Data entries
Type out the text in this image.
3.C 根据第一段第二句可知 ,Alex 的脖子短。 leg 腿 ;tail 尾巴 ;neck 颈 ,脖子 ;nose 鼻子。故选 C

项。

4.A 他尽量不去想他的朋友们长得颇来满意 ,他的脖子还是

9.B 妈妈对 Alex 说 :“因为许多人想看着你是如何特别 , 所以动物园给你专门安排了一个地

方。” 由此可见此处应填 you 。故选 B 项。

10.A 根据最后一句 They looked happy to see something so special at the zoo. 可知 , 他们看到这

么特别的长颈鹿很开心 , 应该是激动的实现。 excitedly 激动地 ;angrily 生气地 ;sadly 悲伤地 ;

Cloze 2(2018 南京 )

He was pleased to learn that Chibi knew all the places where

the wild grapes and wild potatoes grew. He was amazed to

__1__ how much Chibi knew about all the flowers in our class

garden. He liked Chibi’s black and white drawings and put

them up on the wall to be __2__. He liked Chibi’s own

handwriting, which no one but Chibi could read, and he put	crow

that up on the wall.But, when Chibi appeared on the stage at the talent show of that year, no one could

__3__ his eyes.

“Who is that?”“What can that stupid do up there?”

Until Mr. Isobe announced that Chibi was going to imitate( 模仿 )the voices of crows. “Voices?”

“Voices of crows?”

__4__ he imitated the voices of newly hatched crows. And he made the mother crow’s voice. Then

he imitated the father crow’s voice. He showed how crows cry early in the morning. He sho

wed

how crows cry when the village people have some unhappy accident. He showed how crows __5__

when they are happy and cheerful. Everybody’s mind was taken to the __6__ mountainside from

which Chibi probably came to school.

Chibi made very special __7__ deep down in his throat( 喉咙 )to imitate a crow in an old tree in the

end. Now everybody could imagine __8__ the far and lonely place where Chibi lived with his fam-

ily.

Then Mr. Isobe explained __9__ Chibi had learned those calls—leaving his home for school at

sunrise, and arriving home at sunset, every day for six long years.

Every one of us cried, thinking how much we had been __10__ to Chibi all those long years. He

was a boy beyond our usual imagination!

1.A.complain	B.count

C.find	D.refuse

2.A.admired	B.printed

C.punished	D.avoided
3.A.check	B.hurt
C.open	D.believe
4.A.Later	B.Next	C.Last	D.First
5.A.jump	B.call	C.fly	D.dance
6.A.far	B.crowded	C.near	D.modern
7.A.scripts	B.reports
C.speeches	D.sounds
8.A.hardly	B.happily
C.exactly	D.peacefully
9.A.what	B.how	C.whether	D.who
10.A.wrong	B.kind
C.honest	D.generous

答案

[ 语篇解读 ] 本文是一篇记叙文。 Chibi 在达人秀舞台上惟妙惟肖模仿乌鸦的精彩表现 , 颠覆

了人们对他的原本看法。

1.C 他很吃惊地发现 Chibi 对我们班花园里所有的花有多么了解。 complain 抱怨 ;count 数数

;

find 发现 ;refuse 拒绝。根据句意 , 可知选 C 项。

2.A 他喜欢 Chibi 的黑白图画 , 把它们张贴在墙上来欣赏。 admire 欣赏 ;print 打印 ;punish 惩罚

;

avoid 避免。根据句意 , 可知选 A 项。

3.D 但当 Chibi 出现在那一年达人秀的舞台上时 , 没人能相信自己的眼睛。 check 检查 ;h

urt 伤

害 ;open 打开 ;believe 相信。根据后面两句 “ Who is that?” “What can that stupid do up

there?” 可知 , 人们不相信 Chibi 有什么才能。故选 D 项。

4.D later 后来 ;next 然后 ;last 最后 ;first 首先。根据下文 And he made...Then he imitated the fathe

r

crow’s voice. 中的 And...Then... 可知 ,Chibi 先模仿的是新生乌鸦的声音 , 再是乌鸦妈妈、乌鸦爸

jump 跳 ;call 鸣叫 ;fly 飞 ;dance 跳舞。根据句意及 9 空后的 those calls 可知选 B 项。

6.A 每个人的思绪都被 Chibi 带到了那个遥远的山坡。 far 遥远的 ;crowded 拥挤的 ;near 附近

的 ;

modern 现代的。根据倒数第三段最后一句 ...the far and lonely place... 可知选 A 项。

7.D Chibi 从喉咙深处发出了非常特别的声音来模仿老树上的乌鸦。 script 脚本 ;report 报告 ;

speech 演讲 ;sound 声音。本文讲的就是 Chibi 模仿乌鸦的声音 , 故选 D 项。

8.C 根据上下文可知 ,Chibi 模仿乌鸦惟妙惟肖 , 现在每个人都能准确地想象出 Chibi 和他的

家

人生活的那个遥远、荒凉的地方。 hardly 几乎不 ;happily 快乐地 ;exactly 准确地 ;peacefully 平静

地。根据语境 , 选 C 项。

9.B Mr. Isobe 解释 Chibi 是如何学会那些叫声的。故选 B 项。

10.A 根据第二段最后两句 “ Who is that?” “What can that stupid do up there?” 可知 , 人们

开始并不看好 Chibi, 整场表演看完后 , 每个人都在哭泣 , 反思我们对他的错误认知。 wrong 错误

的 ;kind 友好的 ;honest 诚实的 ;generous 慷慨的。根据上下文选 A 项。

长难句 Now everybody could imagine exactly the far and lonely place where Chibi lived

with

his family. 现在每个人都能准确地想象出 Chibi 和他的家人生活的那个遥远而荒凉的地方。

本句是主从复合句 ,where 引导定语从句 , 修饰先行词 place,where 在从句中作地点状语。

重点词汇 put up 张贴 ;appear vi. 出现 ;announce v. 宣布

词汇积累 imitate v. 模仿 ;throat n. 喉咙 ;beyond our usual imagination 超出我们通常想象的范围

-- SET EXERCISE --
Gather from the data above every line with the string "find".

-- THE COMPLETED TASK --
C.find	D.refuse
find 发现 ;refuse 拒绝。根据句意 , 可知选 C 项。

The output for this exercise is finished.